Report, word for word, every line of the material that contains "cantidad".

Saved entries:
# # #
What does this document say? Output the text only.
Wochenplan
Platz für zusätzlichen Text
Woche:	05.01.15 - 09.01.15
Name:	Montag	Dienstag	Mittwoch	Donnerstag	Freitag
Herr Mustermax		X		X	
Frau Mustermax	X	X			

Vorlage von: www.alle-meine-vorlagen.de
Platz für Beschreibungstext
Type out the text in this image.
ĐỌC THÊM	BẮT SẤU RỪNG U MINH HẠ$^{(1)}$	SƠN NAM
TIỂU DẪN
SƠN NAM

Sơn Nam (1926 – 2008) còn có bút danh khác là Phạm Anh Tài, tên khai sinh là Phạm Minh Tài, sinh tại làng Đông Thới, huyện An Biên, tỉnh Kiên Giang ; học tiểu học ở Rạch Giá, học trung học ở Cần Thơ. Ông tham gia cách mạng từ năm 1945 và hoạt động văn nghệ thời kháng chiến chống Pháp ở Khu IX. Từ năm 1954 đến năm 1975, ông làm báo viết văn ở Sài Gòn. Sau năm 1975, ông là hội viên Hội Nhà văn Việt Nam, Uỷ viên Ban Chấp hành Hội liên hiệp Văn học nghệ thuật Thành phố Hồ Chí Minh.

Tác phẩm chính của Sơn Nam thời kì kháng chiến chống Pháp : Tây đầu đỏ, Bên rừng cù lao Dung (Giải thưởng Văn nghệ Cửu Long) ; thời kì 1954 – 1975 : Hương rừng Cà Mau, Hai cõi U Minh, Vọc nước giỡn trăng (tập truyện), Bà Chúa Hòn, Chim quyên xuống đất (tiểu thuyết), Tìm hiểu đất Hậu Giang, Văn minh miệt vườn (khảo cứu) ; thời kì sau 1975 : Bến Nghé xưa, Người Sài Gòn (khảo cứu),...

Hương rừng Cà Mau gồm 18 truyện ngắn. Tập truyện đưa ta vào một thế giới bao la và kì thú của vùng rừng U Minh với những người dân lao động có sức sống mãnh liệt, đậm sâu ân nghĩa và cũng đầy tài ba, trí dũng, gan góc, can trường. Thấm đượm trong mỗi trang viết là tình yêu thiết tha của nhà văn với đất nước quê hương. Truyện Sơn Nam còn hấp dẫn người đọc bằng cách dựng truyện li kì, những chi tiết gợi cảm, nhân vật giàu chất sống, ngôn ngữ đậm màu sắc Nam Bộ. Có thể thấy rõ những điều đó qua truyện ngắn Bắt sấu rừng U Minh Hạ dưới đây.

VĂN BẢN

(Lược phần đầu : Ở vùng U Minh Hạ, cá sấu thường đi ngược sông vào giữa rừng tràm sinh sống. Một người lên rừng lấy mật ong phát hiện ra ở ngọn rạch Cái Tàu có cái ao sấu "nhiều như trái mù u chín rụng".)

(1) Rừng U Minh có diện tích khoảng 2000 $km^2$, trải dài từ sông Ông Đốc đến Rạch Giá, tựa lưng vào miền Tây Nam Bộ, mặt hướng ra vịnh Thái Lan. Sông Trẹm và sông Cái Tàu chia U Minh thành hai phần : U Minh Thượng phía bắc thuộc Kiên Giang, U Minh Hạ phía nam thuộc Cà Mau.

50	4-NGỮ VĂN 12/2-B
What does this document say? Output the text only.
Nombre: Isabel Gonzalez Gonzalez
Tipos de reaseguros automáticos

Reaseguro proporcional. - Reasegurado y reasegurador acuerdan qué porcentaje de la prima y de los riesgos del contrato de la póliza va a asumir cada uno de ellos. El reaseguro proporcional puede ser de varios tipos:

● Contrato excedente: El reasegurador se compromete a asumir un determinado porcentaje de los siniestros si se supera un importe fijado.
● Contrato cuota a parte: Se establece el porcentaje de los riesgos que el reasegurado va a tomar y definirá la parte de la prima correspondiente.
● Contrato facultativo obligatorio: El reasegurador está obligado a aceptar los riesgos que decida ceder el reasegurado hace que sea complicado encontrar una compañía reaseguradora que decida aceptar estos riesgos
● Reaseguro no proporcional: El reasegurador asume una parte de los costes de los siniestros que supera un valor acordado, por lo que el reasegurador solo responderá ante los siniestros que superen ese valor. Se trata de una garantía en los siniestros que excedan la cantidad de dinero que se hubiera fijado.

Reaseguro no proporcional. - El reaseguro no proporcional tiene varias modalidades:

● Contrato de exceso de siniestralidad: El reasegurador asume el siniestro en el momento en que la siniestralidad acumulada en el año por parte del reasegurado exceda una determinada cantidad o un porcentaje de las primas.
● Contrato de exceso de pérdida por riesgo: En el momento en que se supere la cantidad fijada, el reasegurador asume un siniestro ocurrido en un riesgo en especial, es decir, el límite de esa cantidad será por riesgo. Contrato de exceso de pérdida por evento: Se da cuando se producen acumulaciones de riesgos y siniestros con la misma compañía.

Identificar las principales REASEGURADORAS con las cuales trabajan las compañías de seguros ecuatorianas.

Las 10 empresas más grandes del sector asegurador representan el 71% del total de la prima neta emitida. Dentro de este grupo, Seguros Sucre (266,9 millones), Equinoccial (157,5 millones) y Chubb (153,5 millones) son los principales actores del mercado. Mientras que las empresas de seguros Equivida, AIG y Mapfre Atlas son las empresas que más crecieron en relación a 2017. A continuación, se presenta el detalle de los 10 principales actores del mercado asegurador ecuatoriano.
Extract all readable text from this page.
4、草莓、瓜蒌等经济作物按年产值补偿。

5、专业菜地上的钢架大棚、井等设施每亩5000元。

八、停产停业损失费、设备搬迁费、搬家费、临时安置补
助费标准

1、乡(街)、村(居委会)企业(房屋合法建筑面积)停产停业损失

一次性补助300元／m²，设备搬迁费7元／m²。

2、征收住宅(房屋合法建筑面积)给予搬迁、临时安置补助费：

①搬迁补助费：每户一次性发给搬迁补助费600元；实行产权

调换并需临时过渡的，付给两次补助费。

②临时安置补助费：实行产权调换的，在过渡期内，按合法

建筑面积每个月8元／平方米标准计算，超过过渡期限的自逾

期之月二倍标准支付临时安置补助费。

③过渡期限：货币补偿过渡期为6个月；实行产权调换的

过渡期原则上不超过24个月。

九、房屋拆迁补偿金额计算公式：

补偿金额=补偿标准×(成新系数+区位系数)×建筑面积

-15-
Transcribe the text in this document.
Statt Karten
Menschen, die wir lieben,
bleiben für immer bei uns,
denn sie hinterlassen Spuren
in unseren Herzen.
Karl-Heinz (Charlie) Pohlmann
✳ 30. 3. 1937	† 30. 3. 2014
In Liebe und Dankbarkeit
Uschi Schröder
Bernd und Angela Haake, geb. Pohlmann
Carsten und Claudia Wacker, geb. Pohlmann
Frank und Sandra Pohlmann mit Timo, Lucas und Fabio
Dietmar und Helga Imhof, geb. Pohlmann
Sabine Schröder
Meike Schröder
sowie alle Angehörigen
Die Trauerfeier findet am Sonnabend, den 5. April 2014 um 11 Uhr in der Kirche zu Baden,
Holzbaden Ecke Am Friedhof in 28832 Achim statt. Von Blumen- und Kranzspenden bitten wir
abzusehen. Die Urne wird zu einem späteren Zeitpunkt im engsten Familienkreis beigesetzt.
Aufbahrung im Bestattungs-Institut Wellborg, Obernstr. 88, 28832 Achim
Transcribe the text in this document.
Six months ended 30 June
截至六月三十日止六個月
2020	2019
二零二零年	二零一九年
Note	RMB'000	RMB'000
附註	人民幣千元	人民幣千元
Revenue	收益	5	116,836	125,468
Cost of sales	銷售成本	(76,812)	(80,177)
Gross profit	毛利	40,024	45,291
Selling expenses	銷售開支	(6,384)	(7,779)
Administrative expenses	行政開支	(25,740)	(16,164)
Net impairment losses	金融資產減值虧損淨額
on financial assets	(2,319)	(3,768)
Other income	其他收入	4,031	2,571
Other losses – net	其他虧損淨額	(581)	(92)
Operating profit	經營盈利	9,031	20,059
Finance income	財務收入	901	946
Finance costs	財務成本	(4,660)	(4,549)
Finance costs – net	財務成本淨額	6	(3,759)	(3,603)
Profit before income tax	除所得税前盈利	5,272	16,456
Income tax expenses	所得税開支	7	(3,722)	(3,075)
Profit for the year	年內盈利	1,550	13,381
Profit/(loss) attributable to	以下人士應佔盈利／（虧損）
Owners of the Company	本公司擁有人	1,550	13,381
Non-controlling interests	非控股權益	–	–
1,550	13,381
# # #
_PROBLEM SOLUTION_.
● Reaseguro no proporcional: El reasegurador asume una parte de los costes de los siniestros que supera un valor acordado, por lo que el reasegurador solo responderá ante los siniestros que superen ese valor. Se trata de una garantía en los siniestros que excedan la cantidad de dinero que se hubiera fijado.
● Contrato de exceso de siniestralidad: El reasegurador asume el siniestro en el momento en que la siniestralidad acumulada en el año por parte del reasegurado exceda una determinada cantidad o un porcentaje de las primas.
● Contrato de exceso de pérdida por riesgo: En el momento en que se supere la cantidad fijada, el reasegurador asume un siniestro ocurrido en un riesgo en especial, es decir, el límite de esa cantidad será por riesgo. Contrato de exceso de pérdida por evento: Se da cuando se producen acumulaciones de riesgos y siniestros con la misma compañía.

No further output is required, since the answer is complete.